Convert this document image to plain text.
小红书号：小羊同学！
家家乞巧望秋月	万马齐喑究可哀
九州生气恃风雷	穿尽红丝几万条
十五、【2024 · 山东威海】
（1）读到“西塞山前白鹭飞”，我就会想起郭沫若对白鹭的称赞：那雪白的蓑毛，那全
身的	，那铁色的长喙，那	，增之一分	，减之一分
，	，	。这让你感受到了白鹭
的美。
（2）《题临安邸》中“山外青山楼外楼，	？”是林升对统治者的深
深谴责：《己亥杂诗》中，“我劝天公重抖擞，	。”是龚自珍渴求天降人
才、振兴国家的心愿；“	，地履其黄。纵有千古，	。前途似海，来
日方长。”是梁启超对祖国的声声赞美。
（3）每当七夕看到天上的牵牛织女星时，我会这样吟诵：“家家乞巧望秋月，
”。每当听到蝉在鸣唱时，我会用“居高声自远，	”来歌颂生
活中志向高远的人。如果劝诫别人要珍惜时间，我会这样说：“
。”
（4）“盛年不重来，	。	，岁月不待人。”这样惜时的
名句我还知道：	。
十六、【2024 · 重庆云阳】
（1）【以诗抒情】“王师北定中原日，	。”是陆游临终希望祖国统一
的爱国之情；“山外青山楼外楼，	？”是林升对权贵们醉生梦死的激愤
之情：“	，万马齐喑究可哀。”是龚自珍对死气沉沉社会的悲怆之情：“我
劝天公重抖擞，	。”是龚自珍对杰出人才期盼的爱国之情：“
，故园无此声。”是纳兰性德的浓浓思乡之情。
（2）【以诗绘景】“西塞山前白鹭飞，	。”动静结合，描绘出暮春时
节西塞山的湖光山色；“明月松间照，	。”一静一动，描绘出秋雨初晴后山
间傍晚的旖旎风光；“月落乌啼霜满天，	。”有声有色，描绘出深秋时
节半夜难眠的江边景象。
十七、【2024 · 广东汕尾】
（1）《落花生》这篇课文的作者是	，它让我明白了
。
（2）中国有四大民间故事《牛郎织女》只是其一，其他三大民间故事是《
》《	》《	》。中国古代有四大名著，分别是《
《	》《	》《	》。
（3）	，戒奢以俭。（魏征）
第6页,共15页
▬▬▬▬▬▬▬▬▬▬
- [Problem description] Copy out all of the records shown above exactly.

- [Solution to this exercise]
Convert this document image to plain text.
小红书号：小羊同学！
家家乞巧望秋月	万马齐喑究可哀
九州生气恃风雷	穿尽红丝几万条
十五、【2024 · 山东威海】
（1）读到“西塞山前白鹭飞”，我就会想起郭沫若对白鹭的称赞：那雪白的蓑毛，那全
身的	，那铁色的长喙，那	，增之一分	，减之一分
，	，	。这让你感受到了白鹭
的美。
（2）《题临安邸》中“山外青山楼外楼，	？”是林升对统治者的深
深谴责：《己亥杂诗》中，“我劝天公重抖擞，	。”是龚自珍渴求天降人
才、振兴国家的心愿；“	，地履其黄。纵有千古，	。前途似海，来
日方长。”是梁启超对祖国的声声赞美。
（3）每当七夕看到天上的牵牛织女星时，我会这样吟诵：“家家乞巧望秋月，
”。每当听到蝉在鸣唱时，我会用“居高声自远，	”来歌颂生
活中志向高远的人。如果劝诫别人要珍惜时间，我会这样说：“
。”
（4）“盛年不重来，	。	，岁月不待人。”这样惜时的
名句我还知道：	。
十六、【2024 · 重庆云阳】
（1）【以诗抒情】“王师北定中原日，	。”是陆游临终希望祖国统一
的爱国之情；“山外青山楼外楼，	？”是林升对权贵们醉生梦死的激愤
之情：“	，万马齐喑究可哀。”是龚自珍对死气沉沉社会的悲怆之情：“我
劝天公重抖擞，	。”是龚自珍对杰出人才期盼的爱国之情：“
，故园无此声。”是纳兰性德的浓浓思乡之情。
（2）【以诗绘景】“西塞山前白鹭飞，	。”动静结合，描绘出暮春时
节西塞山的湖光山色；“明月松间照，	。”一静一动，描绘出秋雨初晴后山
间傍晚的旖旎风光；“月落乌啼霜满天，	。”有声有色，描绘出深秋时
节半夜难眠的江边景象。
十七、【2024 · 广东汕尾】
（1）《落花生》这篇课文的作者是	，它让我明白了
。
（2）中国有四大民间故事《牛郎织女》只是其一，其他三大民间故事是《
》《	》《	》。中国古代有四大名著，分别是《
《	》《	》《	》。
（3）	，戒奢以俭。（魏征）
第6页,共15页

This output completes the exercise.